— CHALLENGE —
The required output is the line that contains "Parse this screenshot: output" plus every line after it in the listing below, copied exactly as it appears.
━━━
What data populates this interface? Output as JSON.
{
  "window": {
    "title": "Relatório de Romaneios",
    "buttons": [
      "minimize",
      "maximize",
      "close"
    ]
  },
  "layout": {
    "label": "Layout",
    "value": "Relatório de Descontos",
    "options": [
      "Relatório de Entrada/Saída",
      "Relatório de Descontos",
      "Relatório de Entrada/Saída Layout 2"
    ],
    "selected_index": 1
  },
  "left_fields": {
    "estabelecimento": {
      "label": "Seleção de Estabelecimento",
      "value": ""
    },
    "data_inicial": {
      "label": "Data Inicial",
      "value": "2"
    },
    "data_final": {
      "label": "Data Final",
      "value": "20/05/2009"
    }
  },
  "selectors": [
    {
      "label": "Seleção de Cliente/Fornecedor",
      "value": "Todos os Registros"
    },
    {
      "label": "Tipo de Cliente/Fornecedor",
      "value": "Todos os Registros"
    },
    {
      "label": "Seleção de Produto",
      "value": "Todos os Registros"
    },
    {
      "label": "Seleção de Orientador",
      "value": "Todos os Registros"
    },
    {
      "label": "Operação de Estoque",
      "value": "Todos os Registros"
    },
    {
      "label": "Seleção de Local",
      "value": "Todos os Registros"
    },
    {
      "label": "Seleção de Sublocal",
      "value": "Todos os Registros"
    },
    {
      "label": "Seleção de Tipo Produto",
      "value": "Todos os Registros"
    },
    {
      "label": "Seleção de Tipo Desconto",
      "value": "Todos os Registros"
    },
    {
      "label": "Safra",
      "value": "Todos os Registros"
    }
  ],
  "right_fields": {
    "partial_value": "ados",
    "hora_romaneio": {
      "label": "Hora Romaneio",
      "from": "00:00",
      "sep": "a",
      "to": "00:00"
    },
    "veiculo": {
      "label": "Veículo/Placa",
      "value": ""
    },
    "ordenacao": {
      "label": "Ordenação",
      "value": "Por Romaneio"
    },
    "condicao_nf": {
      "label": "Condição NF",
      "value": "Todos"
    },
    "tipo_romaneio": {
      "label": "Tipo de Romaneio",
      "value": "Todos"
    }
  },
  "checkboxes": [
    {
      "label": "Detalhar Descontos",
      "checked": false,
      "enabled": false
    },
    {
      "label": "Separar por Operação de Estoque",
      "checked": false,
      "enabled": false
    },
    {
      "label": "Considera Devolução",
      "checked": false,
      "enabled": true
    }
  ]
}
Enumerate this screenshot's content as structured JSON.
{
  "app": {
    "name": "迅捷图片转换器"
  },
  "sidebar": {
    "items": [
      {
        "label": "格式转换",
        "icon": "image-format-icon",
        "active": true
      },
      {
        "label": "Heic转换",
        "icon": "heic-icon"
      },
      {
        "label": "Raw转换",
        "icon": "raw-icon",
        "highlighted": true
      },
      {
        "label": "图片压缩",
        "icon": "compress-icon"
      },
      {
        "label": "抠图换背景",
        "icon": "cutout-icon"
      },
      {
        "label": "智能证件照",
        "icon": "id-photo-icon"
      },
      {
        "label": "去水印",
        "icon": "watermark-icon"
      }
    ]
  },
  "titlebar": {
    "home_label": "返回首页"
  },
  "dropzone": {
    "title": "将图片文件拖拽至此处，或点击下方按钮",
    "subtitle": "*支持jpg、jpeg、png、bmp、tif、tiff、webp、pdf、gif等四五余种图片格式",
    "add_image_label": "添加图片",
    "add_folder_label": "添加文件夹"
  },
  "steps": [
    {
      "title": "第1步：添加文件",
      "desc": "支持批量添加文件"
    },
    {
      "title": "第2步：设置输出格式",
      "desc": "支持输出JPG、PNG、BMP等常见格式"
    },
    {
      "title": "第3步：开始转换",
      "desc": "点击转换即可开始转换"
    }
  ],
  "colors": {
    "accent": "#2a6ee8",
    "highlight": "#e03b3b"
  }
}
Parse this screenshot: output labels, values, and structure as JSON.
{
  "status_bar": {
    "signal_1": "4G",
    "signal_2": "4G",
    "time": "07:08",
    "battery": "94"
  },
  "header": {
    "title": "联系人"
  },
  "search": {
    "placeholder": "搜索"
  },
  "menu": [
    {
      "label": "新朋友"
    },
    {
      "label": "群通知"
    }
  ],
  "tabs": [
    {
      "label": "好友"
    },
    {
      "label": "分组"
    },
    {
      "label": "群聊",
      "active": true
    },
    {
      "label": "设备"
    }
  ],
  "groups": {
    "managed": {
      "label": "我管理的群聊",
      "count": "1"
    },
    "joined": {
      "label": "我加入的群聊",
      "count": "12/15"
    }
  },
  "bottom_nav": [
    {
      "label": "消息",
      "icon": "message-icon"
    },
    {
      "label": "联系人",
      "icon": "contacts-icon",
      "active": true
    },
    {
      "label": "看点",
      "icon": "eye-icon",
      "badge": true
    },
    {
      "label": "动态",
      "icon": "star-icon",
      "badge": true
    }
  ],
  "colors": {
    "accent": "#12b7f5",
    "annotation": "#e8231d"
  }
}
━━━
— TASK SOLUTION —
Parse this screenshot: output labels, values, and structure as JSON.
{
  "status_bar": {
    "signal_1": "4G",
    "signal_2": "4G",
    "time": "07:08",
    "battery": "94"
  },
  "header": {
    "title": "联系人"
  },
  "search": {
    "placeholder": "搜索"
  },
  "menu": [
    {
      "label": "新朋友"
    },
    {
      "label": "群通知"
    }
  ],
  "tabs": [
    {
      "label": "好友"
    },
    {
      "label": "分组"
    },
    {
      "label": "群聊",
      "active": true
    },
    {
      "label": "设备"
    }
  ],
  "groups": {
    "managed": {
      "label": "我管理的群聊",
      "count": "1"
    },
    "joined": {
      "label": "我加入的群聊",
      "count": "12/15"
    }
  },
  "bottom_nav": [
    {
      "label": "消息",
      "icon": "message-icon"
    },
    {
      "label": "联系人",
      "icon": "contacts-icon",
      "active": true
    },
    {
      "label": "看点",
      "icon": "eye-icon",
      "badge": true
    },
    {
      "label": "动态",
      "icon": "star-icon",
      "badge": true
    }
  ],
  "colors": {
    "accent": "#12b7f5",
    "annotation": "#e8231d"
  }
}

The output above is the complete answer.